Raw records
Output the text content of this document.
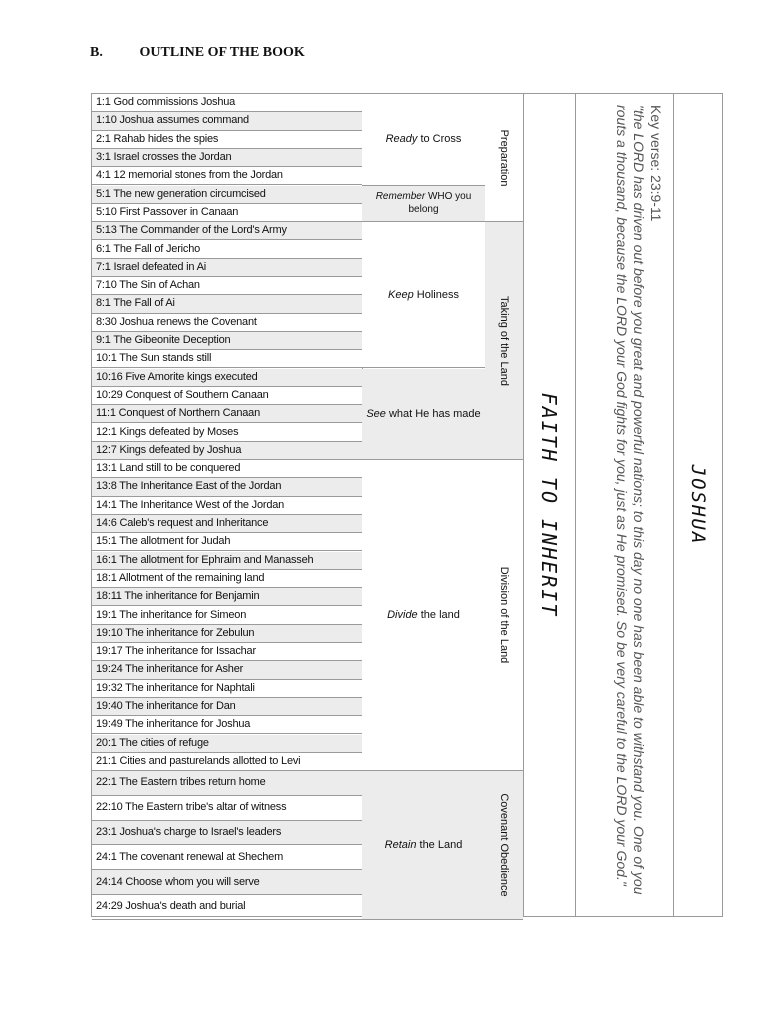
B.	OUTLINE OF THE BOOK
1:1 God commissions Joshua
1:10 Joshua assumes command
2:1 Rahab hides the spies
3:1 Israel crosses the Jordan
4:1 12 memorial stones from the Jordan
5:1 The new generation circumcised
5:10 First Passover in Canaan
5:13 The Commander of the Lord's Army
6:1 The Fall of Jericho
7:1 Israel defeated in Ai
7:10 The Sin of Achan
8:1 The Fall of Ai
8:30 Joshua renews the Covenant
9:1 The Gibeonite Deception
10:1 The Sun stands still
10:16 Five Amorite kings executed
10:29 Conquest of Southern Canaan
11:1 Conquest of Northern Canaan
12:1 Kings defeated by Moses
12:7 Kings defeated by Joshua
13:1 Land still to be conquered
13:8 The Inheritance East of the Jordan
14:1 The Inheritance West of the Jordan
14:6 Caleb's request and Inheritance
15:1 The allotment for Judah
16:1 The allotment for Ephraim and Manasseh
18:1 Allotment of the remaining land
18:11 The inheritance for Benjamin
19:1 The inheritance for Simeon
19:10 The inheritance for Zebulun
19:17 The inheritance for Issachar
19:24 The inheritance for Asher
19:32 The inheritance for Naphtali
19:40 The inheritance for Dan
19:49 The inheritance for Joshua
20:1 The cities of refuge
21:1 Cities and pasturelands allotted to Levi
22:1 The Eastern tribes return home
22:10 The Eastern tribe's altar of witness
23:1 Joshua's charge to Israel's leaders
24:1 The covenant renewal at Shechem
24:14 Choose whom you will serve
24:29 Joshua's death and burial
Ready to Cross
Remember WHO you belong
Keep Holiness
See what He has made
Divide the land
Retain the Land
Preparation
Taking of the Land
Division of the Land
Covenant Obedience
FAITH TO INHERIT
Key verse: 23:9-11
"the LORD has driven out before you great and powerful nations; to this day no one has been able to withstand you. One of you routs a thousand, because the LORD your God fights for you, just as He promised. So be very careful to the LORD your God."	JOSHUA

### Exercise aim
Transcribe the records above exactly, omitting every picture they contain.

### Task result
Output the text content of this document.
B.	OUTLINE OF THE BOOK
1:1 God commissions Joshua
1:10 Joshua assumes command
2:1 Rahab hides the spies
3:1 Israel crosses the Jordan
4:1 12 memorial stones from the Jordan
5:1 The new generation circumcised
5:10 First Passover in Canaan
5:13 The Commander of the Lord's Army
6:1 The Fall of Jericho
7:1 Israel defeated in Ai
7:10 The Sin of Achan
8:1 The Fall of Ai
8:30 Joshua renews the Covenant
9:1 The Gibeonite Deception
10:1 The Sun stands still
10:16 Five Amorite kings executed
10:29 Conquest of Southern Canaan
11:1 Conquest of Northern Canaan
12:1 Kings defeated by Moses
12:7 Kings defeated by Joshua
13:1 Land still to be conquered
13:8 The Inheritance East of the Jordan
14:1 The Inheritance West of the Jordan
14:6 Caleb's request and Inheritance
15:1 The allotment for Judah
16:1 The allotment for Ephraim and Manasseh
18:1 Allotment of the remaining land
18:11 The inheritance for Benjamin
19:1 The inheritance for Simeon
19:10 The inheritance for Zebulun
19:17 The inheritance for Issachar
19:24 The inheritance for Asher
19:32 The inheritance for Naphtali
19:40 The inheritance for Dan
19:49 The inheritance for Joshua
20:1 The cities of refuge
21:1 Cities and pasturelands allotted to Levi
22:1 The Eastern tribes return home
22:10 The Eastern tribe's altar of witness
23:1 Joshua's charge to Israel's leaders
24:1 The covenant renewal at Shechem
24:14 Choose whom you will serve
24:29 Joshua's death and burial
Ready to Cross
Remember WHO you belong
Keep Holiness
See what He has made
Divide the land
Retain the Land
Preparation
Taking of the Land
Division of the Land
Covenant Obedience
FAITH TO INHERIT
Key verse: 23:9-11
"the LORD has driven out before you great and powerful nations; to this day no one has been able to withstand you. One of you routs a thousand, because the LORD your God fights for you, just as He promised. So be very careful to the LORD your God."	JOSHUA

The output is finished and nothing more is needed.